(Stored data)
※
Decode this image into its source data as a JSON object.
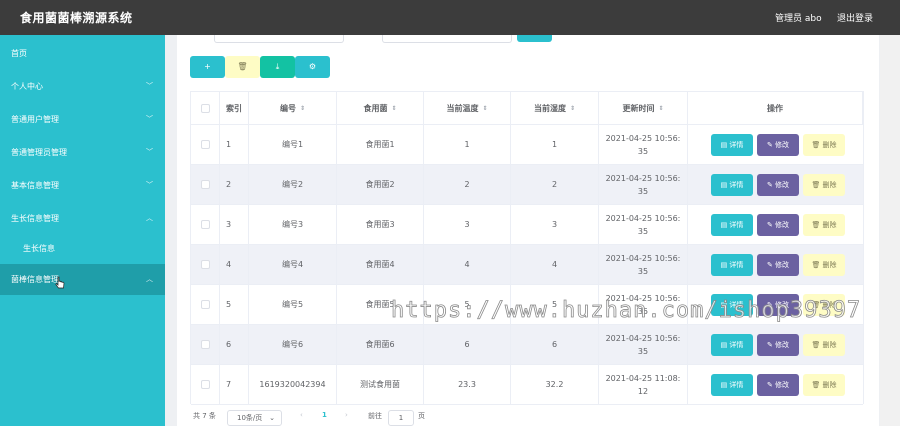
{
  "header": {
    "title": "食用菌菌棒溯源系统",
    "admin_label": "管理员 abo",
    "logout_label": "退出登录"
  },
  "sidebar": {
    "items": [
      {
        "label": "首页",
        "has_arrow": false
      },
      {
        "label": "个人中心",
        "has_arrow": true
      },
      {
        "label": "普通用户管理",
        "has_arrow": true
      },
      {
        "label": "普通管理员管理",
        "has_arrow": true
      },
      {
        "label": "基本信息管理",
        "has_arrow": true
      },
      {
        "label": "生长信息管理",
        "has_arrow": true
      },
      {
        "label": "生长信息",
        "has_arrow": false
      },
      {
        "label": "菌棒信息管理",
        "has_arrow": true
      }
    ]
  },
  "toolbar": {
    "add_icon": "+",
    "delete_icon": "🗑",
    "download_icon": "⤓",
    "settings_icon": "⚙"
  },
  "table": {
    "headers": {
      "index": "索引",
      "code": "编号",
      "fungus": "食用菌",
      "cur_temp": "当前温度",
      "cur_humidity": "当前湿度",
      "updated": "更新时间",
      "actions": "操作"
    },
    "rows": [
      {
        "index": "1",
        "code": "编号1",
        "fungus": "食用菌1",
        "cur_temp": "1",
        "cur_humidity": "1",
        "updated_line1": "2021-04-25 10:56:",
        "updated_line2": "35"
      },
      {
        "index": "2",
        "code": "编号2",
        "fungus": "食用菌2",
        "cur_temp": "2",
        "cur_humidity": "2",
        "updated_line1": "2021-04-25 10:56:",
        "updated_line2": "35"
      },
      {
        "index": "3",
        "code": "编号3",
        "fungus": "食用菌3",
        "cur_temp": "3",
        "cur_humidity": "3",
        "updated_line1": "2021-04-25 10:56:",
        "updated_line2": "35"
      },
      {
        "index": "4",
        "code": "编号4",
        "fungus": "食用菌4",
        "cur_temp": "4",
        "cur_humidity": "4",
        "updated_line1": "2021-04-25 10:56:",
        "updated_line2": "35"
      },
      {
        "index": "5",
        "code": "编号5",
        "fungus": "食用菌5",
        "cur_temp": "5",
        "cur_humidity": "5",
        "updated_line1": "2021-04-25 10:56:",
        "updated_line2": "35"
      },
      {
        "index": "6",
        "code": "编号6",
        "fungus": "食用菌6",
        "cur_temp": "6",
        "cur_humidity": "6",
        "updated_line1": "2021-04-25 10:56:",
        "updated_line2": "35"
      },
      {
        "index": "7",
        "code": "1619320042394",
        "fungus": "测试食用菌",
        "cur_temp": "23.3",
        "cur_humidity": "32.2",
        "updated_line1": "2021-04-25 11:08:",
        "updated_line2": "12"
      }
    ],
    "action_labels": {
      "detail": "▤ 详情",
      "edit": "✎ 修改",
      "delete": "🗑 删除"
    }
  },
  "pagination": {
    "total": "共 7 条",
    "page_size": "10条/页",
    "prev": "‹",
    "current_page": "1",
    "next": "›",
    "goto_label": "前往",
    "goto_value": "1",
    "page_suffix": "页"
  },
  "watermark": "https://www.huzhan.com/ishop39397",
  "colors": {
    "topbar": "#3c3c3c",
    "sidebar": "#2bc0ce",
    "sidebar_active": "#1f9ea9",
    "edit_button": "#6b61a1",
    "delete_button": "#fefcc5",
    "download_button": "#13c2a3",
    "row_stripe": "#eff1f7"
  }
}
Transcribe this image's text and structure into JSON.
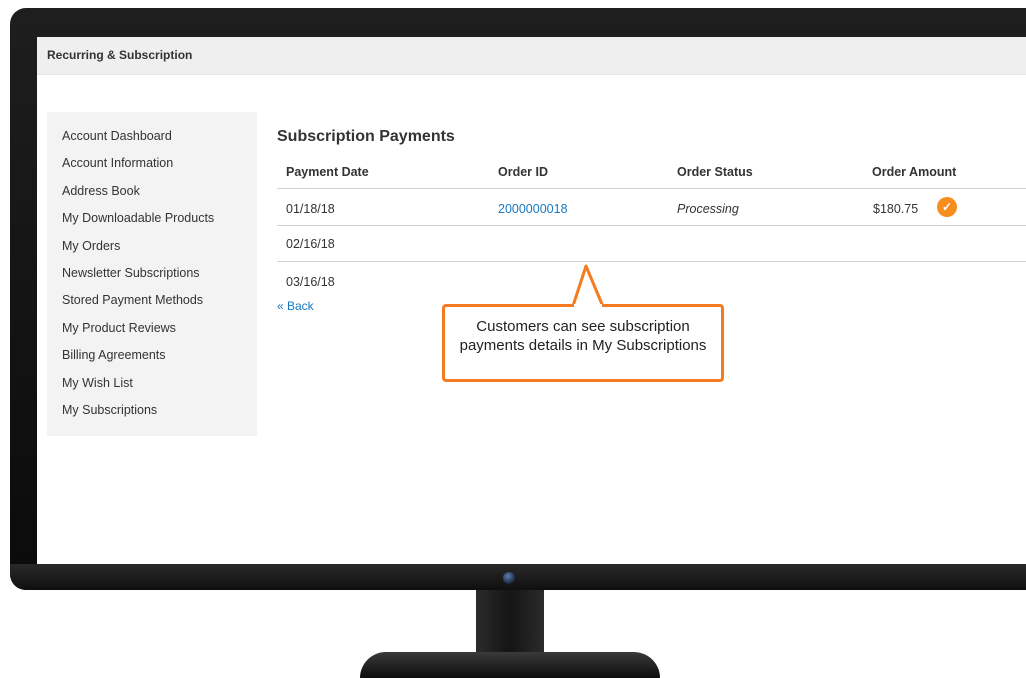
{
  "page": {
    "title": "Recurring & Subscription"
  },
  "sidebar": {
    "items": [
      {
        "label": "Account Dashboard"
      },
      {
        "label": "Account Information"
      },
      {
        "label": "Address Book"
      },
      {
        "label": "My Downloadable Products"
      },
      {
        "label": "My Orders"
      },
      {
        "label": "Newsletter Subscriptions"
      },
      {
        "label": "Stored Payment Methods"
      },
      {
        "label": "My Product Reviews"
      },
      {
        "label": "Billing Agreements"
      },
      {
        "label": "My Wish List"
      },
      {
        "label": "My Subscriptions"
      }
    ]
  },
  "main": {
    "section_title": "Subscription Payments",
    "columns": [
      "Payment Date",
      "Order ID",
      "Order Status",
      "Order Amount"
    ],
    "rows": [
      {
        "date": "01/18/18",
        "order_id": "2000000018",
        "status": "Processing",
        "amount": "$180.75",
        "paid": true
      },
      {
        "date": "02/16/18",
        "order_id": "",
        "status": "",
        "amount": ""
      },
      {
        "date": "03/16/18",
        "order_id": "",
        "status": "",
        "amount": ""
      }
    ],
    "back_link": "« Back"
  },
  "callout": {
    "text": "Customers can see subscription payments details in My Subscriptions"
  },
  "colors": {
    "accent": "#f47b20",
    "link": "#1979c3",
    "check": "#f78d1e"
  },
  "icons": {
    "paid_status": "check-circle-icon",
    "webcam": "camera-icon"
  }
}
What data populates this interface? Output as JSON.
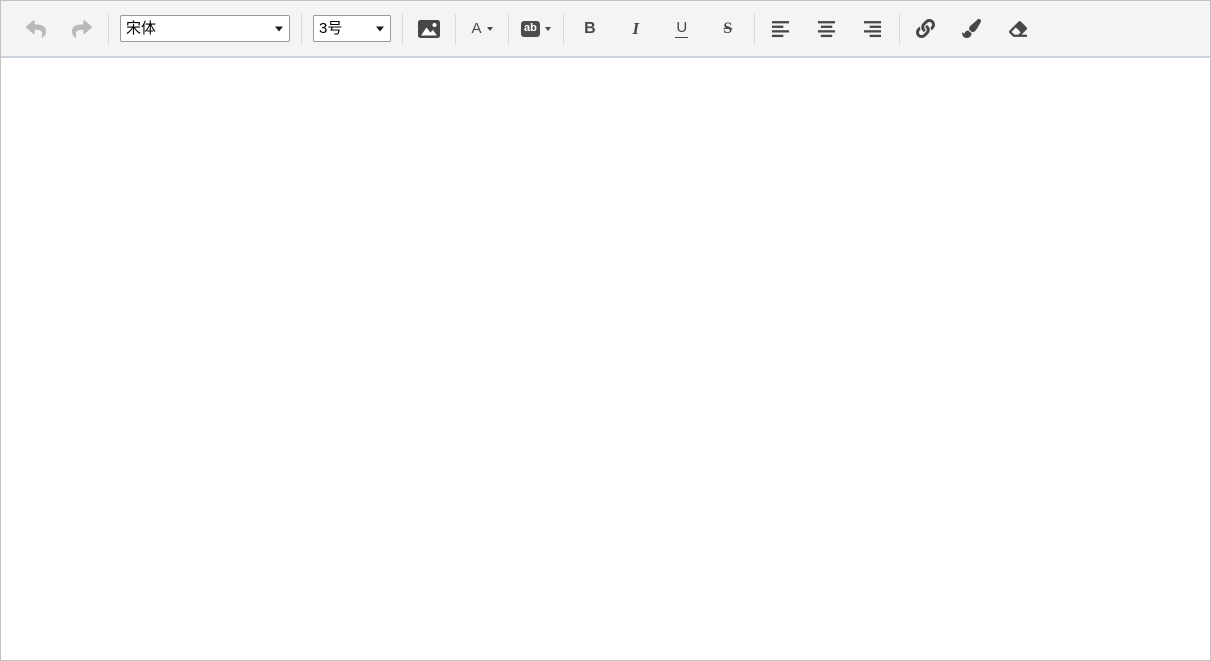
{
  "toolbar": {
    "undo": {
      "icon": "undo-icon",
      "disabled": true
    },
    "redo": {
      "icon": "redo-icon",
      "disabled": true
    },
    "font_family": {
      "value": "宋体"
    },
    "font_size": {
      "value": "3号"
    },
    "insert_image": {
      "icon": "image-icon"
    },
    "font_color": {
      "label": "A",
      "icon": "chevron-down-icon"
    },
    "highlight": {
      "label": "ab",
      "icon": "chevron-down-icon"
    },
    "bold": {
      "label": "B"
    },
    "italic": {
      "label": "I"
    },
    "underline": {
      "label": "U"
    },
    "strikethrough": {
      "label": "S"
    },
    "align_left": {
      "icon": "align-left-icon"
    },
    "align_center": {
      "icon": "align-center-icon"
    },
    "align_right": {
      "icon": "align-right-icon"
    },
    "link": {
      "icon": "link-icon"
    },
    "format_brush": {
      "icon": "brush-icon"
    },
    "eraser": {
      "icon": "eraser-icon"
    }
  },
  "content": {
    "text": ""
  },
  "colors": {
    "toolbar_bg": "#f4f4f5",
    "toolbar_border_bottom": "#ccd3db",
    "outer_border": "#c2c2c2",
    "icon": "#474747",
    "icon_disabled": "#b9b9b9",
    "separator": "#d9d9d9",
    "select_border": "#9a9a9a",
    "highlight_box_bg": "#4d4d4d"
  }
}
※
__GIVEN EXERCISE__.
Exactly reproduce the entries above, minus the pictures.

__RESULT OF THIS EXERCISE__.
Decode this image into its source data as a JSON object.
{
  "header": {
    "title": "食用菌菌棒溯源系统",
    "admin_label": "管理员 abo",
    "logout_label": "退出登录"
  },
  "sidebar": {
    "items": [
      {
        "label": "首页",
        "has_arrow": false
      },
      {
        "label": "个人中心",
        "has_arrow": true
      },
      {
        "label": "普通用户管理",
        "has_arrow": true
      },
      {
        "label": "普通管理员管理",
        "has_arrow": true
      },
      {
        "label": "基本信息管理",
        "has_arrow": true
      },
      {
        "label": "生长信息管理",
        "has_arrow": true
      },
      {
        "label": "生长信息",
        "has_arrow": false
      },
      {
        "label": "菌棒信息管理",
        "has_arrow": true
      }
    ]
  },
  "toolbar": {
    "add_icon": "+",
    "delete_icon": "🗑",
    "download_icon": "⤓",
    "settings_icon": "⚙"
  },
  "table": {
    "headers": {
      "index": "索引",
      "code": "编号",
      "fungus": "食用菌",
      "cur_temp": "当前温度",
      "cur_humidity": "当前湿度",
      "updated": "更新时间",
      "actions": "操作"
    },
    "rows": [
      {
        "index": "1",
        "code": "编号1",
        "fungus": "食用菌1",
        "cur_temp": "1",
        "cur_humidity": "1",
        "updated_line1": "2021-04-25 10:56:",
        "updated_line2": "35"
      },
      {
        "index": "2",
        "code": "编号2",
        "fungus": "食用菌2",
        "cur_temp": "2",
        "cur_humidity": "2",
        "updated_line1": "2021-04-25 10:56:",
        "updated_line2": "35"
      },
      {
        "index": "3",
        "code": "编号3",
        "fungus": "食用菌3",
        "cur_temp": "3",
        "cur_humidity": "3",
        "updated_line1": "2021-04-25 10:56:",
        "updated_line2": "35"
      },
      {
        "index": "4",
        "code": "编号4",
        "fungus": "食用菌4",
        "cur_temp": "4",
        "cur_humidity": "4",
        "updated_line1": "2021-04-25 10:56:",
        "updated_line2": "35"
      },
      {
        "index": "5",
        "code": "编号5",
        "fungus": "食用菌5",
        "cur_temp": "5",
        "cur_humidity": "5",
        "updated_line1": "2021-04-25 10:56:",
        "updated_line2": "35"
      },
      {
        "index": "6",
        "code": "编号6",
        "fungus": "食用菌6",
        "cur_temp": "6",
        "cur_humidity": "6",
        "updated_line1": "2021-04-25 10:56:",
        "updated_line2": "35"
      },
      {
        "index": "7",
        "code": "1619320042394",
        "fungus": "测试食用菌",
        "cur_temp": "23.3",
        "cur_humidity": "32.2",
        "updated_line1": "2021-04-25 11:08:",
        "updated_line2": "12"
      }
    ],
    "action_labels": {
      "detail": "▤ 详情",
      "edit": "✎ 修改",
      "delete": "🗑 删除"
    }
  },
  "pagination": {
    "total": "共 7 条",
    "page_size": "10条/页",
    "prev": "‹",
    "current_page": "1",
    "next": "›",
    "goto_label": "前往",
    "goto_value": "1",
    "page_suffix": "页"
  },
  "watermark": "https://www.huzhan.com/ishop39397",
  "colors": {
    "topbar": "#3c3c3c",
    "sidebar": "#2bc0ce",
    "sidebar_active": "#1f9ea9",
    "edit_button": "#6b61a1",
    "delete_button": "#fefcc5",
    "download_button": "#13c2a3",
    "row_stripe": "#eff1f7"
  }
}
Transcribe this image's text and structure into JSON.
{
  "page": {
    "title": "Recurring & Subscription"
  },
  "sidebar": {
    "items": [
      {
        "label": "Account Dashboard"
      },
      {
        "label": "Account Information"
      },
      {
        "label": "Address Book"
      },
      {
        "label": "My Downloadable Products"
      },
      {
        "label": "My Orders"
      },
      {
        "label": "Newsletter Subscriptions"
      },
      {
        "label": "Stored Payment Methods"
      },
      {
        "label": "My Product Reviews"
      },
      {
        "label": "Billing Agreements"
      },
      {
        "label": "My Wish List"
      },
      {
        "label": "My Subscriptions"
      }
    ]
  },
  "main": {
    "section_title": "Subscription Payments",
    "columns": [
      "Payment Date",
      "Order ID",
      "Order Status",
      "Order Amount"
    ],
    "rows": [
      {
        "date": "01/18/18",
        "order_id": "2000000018",
        "status": "Processing",
        "amount": "$180.75",
        "paid": true
      },
      {
        "date": "02/16/18",
        "order_id": "",
        "status": "",
        "amount": ""
      },
      {
        "date": "03/16/18",
        "order_id": "",
        "status": "",
        "amount": ""
      }
    ],
    "back_link": "« Back"
  },
  "callout": {
    "text": "Customers can see subscription payments details in My Subscriptions"
  },
  "colors": {
    "accent": "#f47b20",
    "link": "#1979c3",
    "check": "#f78d1e"
  },
  "icons": {
    "paid_status": "check-circle-icon",
    "webcam": "camera-icon"
  }
}
What data populates this interface? Output as JSON.
{
  "toolbar": {
    "undo": {
      "icon": "undo-icon",
      "disabled": true
    },
    "redo": {
      "icon": "redo-icon",
      "disabled": true
    },
    "font_family": {
      "value": "宋体"
    },
    "font_size": {
      "value": "3号"
    },
    "insert_image": {
      "icon": "image-icon"
    },
    "font_color": {
      "label": "A",
      "icon": "chevron-down-icon"
    },
    "highlight": {
      "label": "ab",
      "icon": "chevron-down-icon"
    },
    "bold": {
      "label": "B"
    },
    "italic": {
      "label": "I"
    },
    "underline": {
      "label": "U"
    },
    "strikethrough": {
      "label": "S"
    },
    "align_left": {
      "icon": "align-left-icon"
    },
    "align_center": {
      "icon": "align-center-icon"
    },
    "align_right": {
      "icon": "align-right-icon"
    },
    "link": {
      "icon": "link-icon"
    },
    "format_brush": {
      "icon": "brush-icon"
    },
    "eraser": {
      "icon": "eraser-icon"
    }
  },
  "content": {
    "text": ""
  },
  "colors": {
    "toolbar_bg": "#f4f4f5",
    "toolbar_border_bottom": "#ccd3db",
    "outer_border": "#c2c2c2",
    "icon": "#474747",
    "icon_disabled": "#b9b9b9",
    "separator": "#d9d9d9",
    "select_border": "#9a9a9a",
    "highlight_box_bg": "#4d4d4d"
  }
}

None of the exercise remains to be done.